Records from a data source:
------------------------

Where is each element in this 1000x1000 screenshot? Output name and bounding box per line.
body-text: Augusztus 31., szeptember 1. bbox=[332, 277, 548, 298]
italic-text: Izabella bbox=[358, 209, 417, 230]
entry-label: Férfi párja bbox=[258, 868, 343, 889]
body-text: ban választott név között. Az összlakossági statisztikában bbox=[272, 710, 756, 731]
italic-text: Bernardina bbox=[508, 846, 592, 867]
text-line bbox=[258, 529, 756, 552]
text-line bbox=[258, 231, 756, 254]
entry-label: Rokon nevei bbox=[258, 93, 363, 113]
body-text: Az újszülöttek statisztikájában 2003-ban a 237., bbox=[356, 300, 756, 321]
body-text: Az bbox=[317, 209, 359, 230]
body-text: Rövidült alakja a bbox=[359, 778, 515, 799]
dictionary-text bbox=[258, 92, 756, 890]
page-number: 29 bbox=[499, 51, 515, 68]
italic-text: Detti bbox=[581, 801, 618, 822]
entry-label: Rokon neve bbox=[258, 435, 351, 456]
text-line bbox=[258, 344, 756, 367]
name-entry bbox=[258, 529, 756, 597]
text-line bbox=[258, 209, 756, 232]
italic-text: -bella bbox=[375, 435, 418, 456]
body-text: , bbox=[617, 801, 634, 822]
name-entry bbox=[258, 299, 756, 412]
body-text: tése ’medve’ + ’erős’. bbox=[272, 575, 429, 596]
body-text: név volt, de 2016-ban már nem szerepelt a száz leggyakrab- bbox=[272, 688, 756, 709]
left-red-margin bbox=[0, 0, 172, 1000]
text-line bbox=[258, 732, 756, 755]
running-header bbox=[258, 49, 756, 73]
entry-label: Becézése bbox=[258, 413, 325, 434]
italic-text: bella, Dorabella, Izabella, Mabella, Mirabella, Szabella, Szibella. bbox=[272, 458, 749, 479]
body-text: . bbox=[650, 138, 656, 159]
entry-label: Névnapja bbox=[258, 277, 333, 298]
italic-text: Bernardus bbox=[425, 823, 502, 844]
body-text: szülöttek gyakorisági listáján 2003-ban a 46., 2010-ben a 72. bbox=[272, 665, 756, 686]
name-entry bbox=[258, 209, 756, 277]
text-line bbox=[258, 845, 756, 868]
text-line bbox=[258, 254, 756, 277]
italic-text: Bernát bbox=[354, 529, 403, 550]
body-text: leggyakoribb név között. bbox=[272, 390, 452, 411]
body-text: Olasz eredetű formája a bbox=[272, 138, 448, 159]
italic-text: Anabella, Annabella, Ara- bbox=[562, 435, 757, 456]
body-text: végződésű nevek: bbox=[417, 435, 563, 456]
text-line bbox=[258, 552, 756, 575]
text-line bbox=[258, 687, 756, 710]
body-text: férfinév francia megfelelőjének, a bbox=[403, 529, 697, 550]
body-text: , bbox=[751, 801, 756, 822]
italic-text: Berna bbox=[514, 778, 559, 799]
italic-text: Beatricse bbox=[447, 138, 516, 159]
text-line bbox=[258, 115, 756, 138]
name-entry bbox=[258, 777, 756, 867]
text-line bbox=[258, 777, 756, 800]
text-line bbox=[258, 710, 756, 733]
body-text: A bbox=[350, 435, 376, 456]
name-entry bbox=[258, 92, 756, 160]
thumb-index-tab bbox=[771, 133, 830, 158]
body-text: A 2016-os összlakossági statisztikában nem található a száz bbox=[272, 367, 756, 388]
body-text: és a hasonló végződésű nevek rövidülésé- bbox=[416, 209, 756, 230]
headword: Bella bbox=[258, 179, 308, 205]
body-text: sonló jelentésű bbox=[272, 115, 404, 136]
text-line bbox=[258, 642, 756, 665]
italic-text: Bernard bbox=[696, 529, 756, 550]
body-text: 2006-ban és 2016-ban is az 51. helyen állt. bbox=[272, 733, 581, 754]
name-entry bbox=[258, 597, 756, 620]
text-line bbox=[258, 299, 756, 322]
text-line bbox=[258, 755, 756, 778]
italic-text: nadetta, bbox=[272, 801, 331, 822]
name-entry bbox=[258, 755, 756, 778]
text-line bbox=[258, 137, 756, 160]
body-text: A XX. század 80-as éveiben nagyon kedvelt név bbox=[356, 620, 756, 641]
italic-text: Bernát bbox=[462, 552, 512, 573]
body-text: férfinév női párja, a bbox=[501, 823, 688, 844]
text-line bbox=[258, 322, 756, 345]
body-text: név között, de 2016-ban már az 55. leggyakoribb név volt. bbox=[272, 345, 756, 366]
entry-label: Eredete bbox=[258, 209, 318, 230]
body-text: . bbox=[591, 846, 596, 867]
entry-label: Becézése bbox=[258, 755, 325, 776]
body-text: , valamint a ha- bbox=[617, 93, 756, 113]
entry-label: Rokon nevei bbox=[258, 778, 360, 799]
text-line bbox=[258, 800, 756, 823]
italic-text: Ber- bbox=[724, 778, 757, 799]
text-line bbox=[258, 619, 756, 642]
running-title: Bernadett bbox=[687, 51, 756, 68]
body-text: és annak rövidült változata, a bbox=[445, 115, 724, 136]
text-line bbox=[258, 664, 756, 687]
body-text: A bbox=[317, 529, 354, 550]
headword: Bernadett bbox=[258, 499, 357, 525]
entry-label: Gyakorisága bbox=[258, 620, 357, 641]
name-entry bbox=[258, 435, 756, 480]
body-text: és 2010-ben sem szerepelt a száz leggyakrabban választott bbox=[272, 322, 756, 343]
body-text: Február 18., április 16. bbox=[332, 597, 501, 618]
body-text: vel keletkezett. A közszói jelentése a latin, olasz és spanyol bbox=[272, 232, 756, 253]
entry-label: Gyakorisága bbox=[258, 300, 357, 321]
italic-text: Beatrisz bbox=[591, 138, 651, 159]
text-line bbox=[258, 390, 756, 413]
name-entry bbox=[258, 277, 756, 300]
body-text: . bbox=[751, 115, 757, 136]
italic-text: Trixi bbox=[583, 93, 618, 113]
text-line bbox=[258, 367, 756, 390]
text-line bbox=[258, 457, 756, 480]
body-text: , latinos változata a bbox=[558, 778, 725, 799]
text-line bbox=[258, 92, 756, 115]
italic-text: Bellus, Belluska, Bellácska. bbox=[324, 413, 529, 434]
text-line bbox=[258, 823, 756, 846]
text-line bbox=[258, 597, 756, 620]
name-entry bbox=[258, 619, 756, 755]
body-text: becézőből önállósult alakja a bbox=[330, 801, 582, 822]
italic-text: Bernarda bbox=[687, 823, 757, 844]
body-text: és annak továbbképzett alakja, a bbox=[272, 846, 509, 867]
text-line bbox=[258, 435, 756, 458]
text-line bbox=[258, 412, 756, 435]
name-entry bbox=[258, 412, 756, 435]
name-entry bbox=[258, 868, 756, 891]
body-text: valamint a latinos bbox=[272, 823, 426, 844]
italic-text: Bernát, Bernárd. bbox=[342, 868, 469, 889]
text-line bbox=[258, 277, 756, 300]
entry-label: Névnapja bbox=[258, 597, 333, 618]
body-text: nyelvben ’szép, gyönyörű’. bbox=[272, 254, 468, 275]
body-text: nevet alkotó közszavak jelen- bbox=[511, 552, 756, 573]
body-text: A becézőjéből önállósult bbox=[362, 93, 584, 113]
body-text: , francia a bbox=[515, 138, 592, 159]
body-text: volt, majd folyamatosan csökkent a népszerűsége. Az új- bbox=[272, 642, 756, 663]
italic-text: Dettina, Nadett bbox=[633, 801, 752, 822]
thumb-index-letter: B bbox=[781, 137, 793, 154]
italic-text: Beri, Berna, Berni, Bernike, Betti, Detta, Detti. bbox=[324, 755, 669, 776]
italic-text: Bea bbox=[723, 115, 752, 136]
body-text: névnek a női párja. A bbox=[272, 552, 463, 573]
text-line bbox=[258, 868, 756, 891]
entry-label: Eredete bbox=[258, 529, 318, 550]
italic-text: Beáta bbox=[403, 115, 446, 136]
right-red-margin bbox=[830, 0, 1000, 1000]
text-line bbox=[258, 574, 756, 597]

------------------------

Given instruction —
Transcribe every line from the start of the records through the line that contains "italic-text: Bernardus bbox=[425, 823, 502, 844]", with both ends included.

Response —
Where is each element in this 1000x1000 screenshot? Output name and bounding box per line.
body-text: Augusztus 31., szeptember 1. bbox=[332, 277, 548, 298]
italic-text: Izabella bbox=[358, 209, 417, 230]
entry-label: Férfi párja bbox=[258, 868, 343, 889]
body-text: ban választott név között. Az összlakossági statisztikában bbox=[272, 710, 756, 731]
italic-text: Bernardina bbox=[508, 846, 592, 867]
text-line bbox=[258, 529, 756, 552]
text-line bbox=[258, 231, 756, 254]
entry-label: Rokon nevei bbox=[258, 93, 363, 113]
body-text: Az újszülöttek statisztikájában 2003-ban a 237., bbox=[356, 300, 756, 321]
body-text: Az bbox=[317, 209, 359, 230]
body-text: Rövidült alakja a bbox=[359, 778, 515, 799]
dictionary-text bbox=[258, 92, 756, 890]
page-number: 29 bbox=[499, 51, 515, 68]
italic-text: Detti bbox=[581, 801, 618, 822]
entry-label: Rokon neve bbox=[258, 435, 351, 456]
text-line bbox=[258, 344, 756, 367]
name-entry bbox=[258, 529, 756, 597]
text-line bbox=[258, 209, 756, 232]
italic-text: -bella bbox=[375, 435, 418, 456]
body-text: , bbox=[617, 801, 634, 822]
name-entry bbox=[258, 299, 756, 412]
body-text: tése ’medve’ + ’erős’. bbox=[272, 575, 429, 596]
body-text: név volt, de 2016-ban már nem szerepelt a száz leggyakrab- bbox=[272, 688, 756, 709]
left-red-margin bbox=[0, 0, 172, 1000]
text-line bbox=[258, 732, 756, 755]
running-header bbox=[258, 49, 756, 73]
entry-label: Becézése bbox=[258, 413, 325, 434]
italic-text: bella, Dorabella, Izabella, Mabella, Mirabella, Szabella, Szibella. bbox=[272, 458, 749, 479]
body-text: . bbox=[650, 138, 656, 159]
entry-label: Névnapja bbox=[258, 277, 333, 298]
italic-text: Bernardus bbox=[425, 823, 502, 844]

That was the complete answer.